WRITTEN PROBLEM: Please report every line from the material that contains the word "document".

#####

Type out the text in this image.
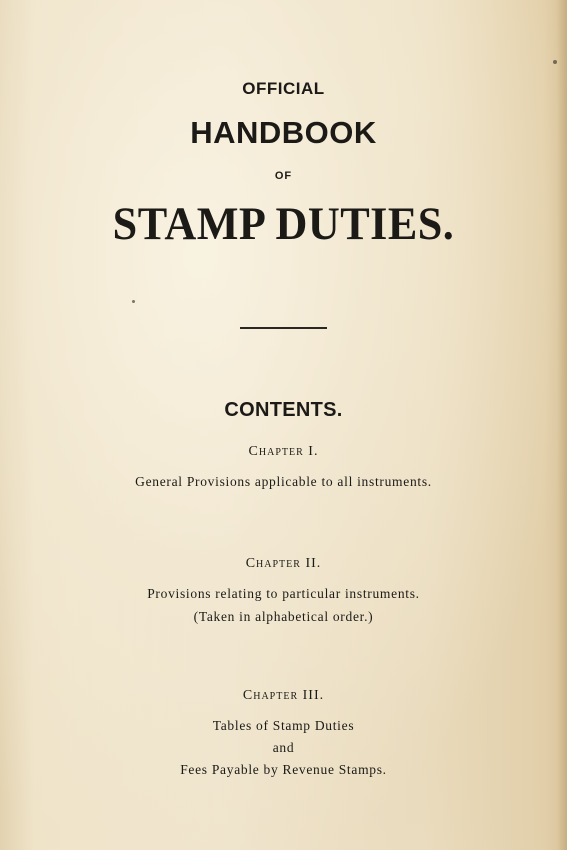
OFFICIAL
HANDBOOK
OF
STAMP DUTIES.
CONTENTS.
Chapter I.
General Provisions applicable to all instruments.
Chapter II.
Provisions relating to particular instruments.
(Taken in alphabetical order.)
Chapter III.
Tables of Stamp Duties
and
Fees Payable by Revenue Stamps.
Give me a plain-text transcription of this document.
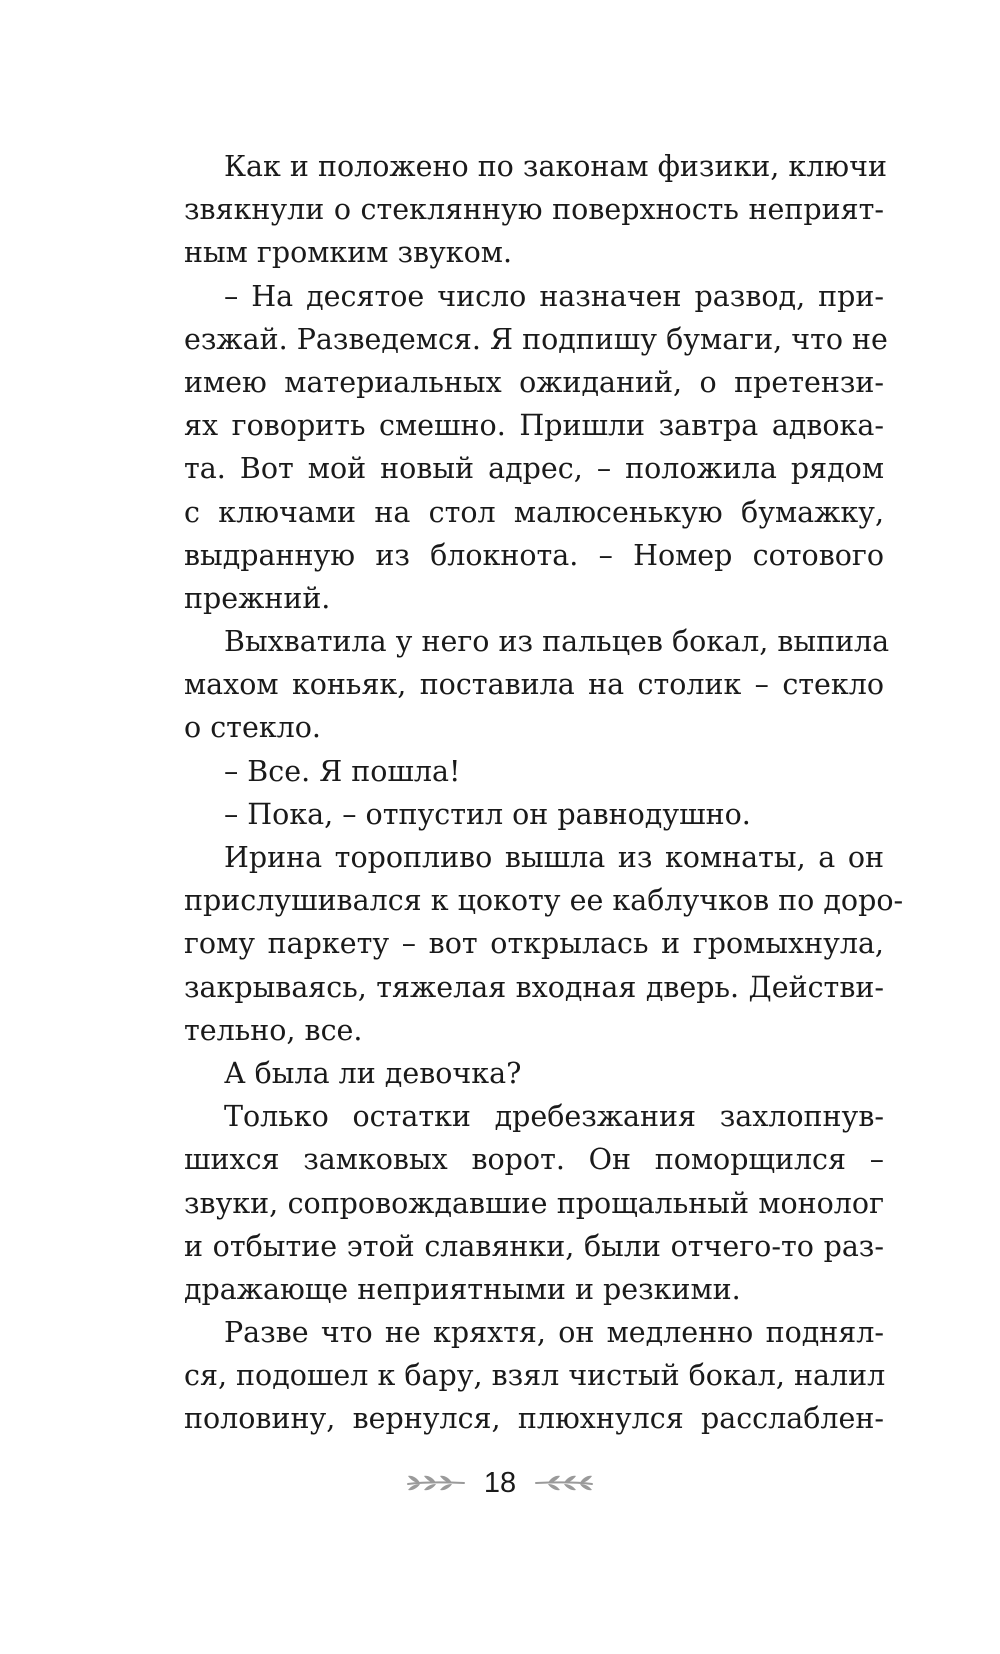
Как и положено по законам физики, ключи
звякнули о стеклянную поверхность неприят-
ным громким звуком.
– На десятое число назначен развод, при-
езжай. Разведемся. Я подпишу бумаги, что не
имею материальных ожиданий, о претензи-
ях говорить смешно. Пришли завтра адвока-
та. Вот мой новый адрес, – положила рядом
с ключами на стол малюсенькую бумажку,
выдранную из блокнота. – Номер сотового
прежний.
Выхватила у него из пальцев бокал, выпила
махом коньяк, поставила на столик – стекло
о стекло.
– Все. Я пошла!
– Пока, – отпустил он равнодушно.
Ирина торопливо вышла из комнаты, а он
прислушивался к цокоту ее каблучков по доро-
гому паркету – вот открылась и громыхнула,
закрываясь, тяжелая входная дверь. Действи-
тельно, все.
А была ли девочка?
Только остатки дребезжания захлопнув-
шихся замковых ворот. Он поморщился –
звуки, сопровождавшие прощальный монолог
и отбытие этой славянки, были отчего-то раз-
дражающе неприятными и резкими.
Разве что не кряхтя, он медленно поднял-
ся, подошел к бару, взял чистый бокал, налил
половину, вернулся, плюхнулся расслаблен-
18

#####

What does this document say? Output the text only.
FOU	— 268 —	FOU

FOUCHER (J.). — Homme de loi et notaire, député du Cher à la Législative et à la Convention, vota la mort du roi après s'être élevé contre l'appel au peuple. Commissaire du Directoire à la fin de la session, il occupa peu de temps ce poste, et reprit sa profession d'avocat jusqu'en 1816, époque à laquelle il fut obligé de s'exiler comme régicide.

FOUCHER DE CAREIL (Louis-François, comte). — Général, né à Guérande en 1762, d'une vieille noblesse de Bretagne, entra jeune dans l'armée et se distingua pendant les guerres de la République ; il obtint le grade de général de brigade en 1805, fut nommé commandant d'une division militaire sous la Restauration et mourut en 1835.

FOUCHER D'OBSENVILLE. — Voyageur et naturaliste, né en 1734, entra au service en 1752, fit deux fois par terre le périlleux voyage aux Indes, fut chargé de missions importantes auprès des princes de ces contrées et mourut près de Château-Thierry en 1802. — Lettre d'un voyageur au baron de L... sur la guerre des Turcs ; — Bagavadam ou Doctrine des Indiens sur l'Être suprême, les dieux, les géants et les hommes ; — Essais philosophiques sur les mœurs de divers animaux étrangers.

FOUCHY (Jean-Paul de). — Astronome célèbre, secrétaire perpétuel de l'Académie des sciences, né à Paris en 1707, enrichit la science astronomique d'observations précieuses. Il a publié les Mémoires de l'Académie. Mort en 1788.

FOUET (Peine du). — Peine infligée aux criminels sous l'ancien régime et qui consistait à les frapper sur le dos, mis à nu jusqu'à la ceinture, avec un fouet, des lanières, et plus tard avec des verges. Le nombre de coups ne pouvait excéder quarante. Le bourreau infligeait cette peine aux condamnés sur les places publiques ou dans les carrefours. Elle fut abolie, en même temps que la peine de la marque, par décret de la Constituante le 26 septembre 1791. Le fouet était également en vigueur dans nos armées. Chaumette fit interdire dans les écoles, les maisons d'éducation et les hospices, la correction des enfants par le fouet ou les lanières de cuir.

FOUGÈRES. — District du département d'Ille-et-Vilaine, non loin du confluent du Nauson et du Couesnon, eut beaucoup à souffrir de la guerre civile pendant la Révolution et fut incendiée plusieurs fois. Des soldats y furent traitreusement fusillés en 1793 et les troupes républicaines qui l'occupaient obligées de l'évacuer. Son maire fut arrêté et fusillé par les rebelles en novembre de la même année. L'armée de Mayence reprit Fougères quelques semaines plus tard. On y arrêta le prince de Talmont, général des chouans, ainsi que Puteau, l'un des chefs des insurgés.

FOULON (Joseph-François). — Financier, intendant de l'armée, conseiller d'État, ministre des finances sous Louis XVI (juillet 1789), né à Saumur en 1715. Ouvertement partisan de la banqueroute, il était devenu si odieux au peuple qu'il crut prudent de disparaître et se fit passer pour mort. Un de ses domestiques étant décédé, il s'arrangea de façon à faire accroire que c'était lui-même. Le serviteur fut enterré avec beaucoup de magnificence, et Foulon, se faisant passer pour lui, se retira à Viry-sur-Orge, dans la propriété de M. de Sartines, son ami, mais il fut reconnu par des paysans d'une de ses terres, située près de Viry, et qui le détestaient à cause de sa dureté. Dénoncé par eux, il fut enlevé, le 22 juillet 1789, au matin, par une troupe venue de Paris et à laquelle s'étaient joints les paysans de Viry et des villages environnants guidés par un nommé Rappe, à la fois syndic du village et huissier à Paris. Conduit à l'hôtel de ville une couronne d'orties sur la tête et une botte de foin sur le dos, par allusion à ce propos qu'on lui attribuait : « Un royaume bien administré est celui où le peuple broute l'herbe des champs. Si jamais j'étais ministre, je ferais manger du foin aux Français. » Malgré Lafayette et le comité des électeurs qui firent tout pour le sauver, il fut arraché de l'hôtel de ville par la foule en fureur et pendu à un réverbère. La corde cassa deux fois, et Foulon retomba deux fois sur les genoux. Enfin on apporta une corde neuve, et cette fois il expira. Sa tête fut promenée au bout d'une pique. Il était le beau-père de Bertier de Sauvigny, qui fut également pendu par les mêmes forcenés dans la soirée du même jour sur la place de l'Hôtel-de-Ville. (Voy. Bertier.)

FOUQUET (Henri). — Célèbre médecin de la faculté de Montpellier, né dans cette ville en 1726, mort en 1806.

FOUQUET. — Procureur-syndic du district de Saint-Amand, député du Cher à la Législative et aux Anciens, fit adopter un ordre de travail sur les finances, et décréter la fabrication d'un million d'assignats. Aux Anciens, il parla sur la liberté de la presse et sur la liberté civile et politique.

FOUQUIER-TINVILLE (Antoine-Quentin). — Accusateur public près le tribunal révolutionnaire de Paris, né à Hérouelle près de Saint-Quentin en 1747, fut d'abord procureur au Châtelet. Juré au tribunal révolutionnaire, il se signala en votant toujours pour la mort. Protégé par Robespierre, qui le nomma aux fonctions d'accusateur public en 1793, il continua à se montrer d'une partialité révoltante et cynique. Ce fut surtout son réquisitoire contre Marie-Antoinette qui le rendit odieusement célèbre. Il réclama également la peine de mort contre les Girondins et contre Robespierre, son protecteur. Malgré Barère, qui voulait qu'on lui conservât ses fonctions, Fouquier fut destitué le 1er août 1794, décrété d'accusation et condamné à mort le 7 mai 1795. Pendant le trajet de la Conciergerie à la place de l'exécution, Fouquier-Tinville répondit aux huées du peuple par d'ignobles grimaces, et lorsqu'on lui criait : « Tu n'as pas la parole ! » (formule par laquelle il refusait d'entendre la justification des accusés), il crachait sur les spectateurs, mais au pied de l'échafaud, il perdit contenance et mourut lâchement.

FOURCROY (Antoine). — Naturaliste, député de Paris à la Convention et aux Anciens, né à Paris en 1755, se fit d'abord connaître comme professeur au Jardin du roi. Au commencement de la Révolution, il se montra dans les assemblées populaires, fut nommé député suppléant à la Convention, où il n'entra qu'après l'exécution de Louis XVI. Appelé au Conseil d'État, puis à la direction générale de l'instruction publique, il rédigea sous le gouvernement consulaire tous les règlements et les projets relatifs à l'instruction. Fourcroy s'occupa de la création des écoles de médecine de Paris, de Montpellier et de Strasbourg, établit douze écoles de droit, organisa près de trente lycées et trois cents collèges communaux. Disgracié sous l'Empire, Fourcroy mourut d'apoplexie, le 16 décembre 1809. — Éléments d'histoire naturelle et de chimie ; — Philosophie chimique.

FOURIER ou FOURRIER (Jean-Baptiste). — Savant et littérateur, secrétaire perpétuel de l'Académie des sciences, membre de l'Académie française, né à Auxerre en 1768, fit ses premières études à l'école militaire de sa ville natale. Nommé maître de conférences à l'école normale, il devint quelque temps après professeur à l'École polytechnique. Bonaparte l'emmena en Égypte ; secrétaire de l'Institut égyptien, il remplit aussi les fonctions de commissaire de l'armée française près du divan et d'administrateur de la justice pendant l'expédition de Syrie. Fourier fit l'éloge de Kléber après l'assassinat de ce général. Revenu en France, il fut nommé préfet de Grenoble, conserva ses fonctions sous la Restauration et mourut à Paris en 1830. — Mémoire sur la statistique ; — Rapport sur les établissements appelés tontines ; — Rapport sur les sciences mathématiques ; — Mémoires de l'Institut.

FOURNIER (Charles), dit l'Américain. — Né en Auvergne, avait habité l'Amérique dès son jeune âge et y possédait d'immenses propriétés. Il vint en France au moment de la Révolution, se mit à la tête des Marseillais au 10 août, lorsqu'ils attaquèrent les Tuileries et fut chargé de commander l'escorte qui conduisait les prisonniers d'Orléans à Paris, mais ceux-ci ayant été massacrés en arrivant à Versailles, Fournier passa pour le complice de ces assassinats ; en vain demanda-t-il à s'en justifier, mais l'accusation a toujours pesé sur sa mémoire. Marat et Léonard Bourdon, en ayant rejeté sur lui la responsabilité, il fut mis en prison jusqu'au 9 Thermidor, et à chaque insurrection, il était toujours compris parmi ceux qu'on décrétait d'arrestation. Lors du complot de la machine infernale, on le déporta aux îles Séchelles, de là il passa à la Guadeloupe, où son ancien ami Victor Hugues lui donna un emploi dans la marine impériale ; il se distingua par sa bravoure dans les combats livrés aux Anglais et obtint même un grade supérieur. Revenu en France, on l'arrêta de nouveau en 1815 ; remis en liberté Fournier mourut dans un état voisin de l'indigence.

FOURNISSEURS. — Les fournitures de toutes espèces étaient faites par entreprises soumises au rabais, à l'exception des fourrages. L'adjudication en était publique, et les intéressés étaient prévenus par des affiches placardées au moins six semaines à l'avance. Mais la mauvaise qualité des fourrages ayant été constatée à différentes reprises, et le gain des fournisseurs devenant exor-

#####

PROBLEM SOLUTION:
Give me a plain-text transcription of this document.
What does this document say? Output the text only.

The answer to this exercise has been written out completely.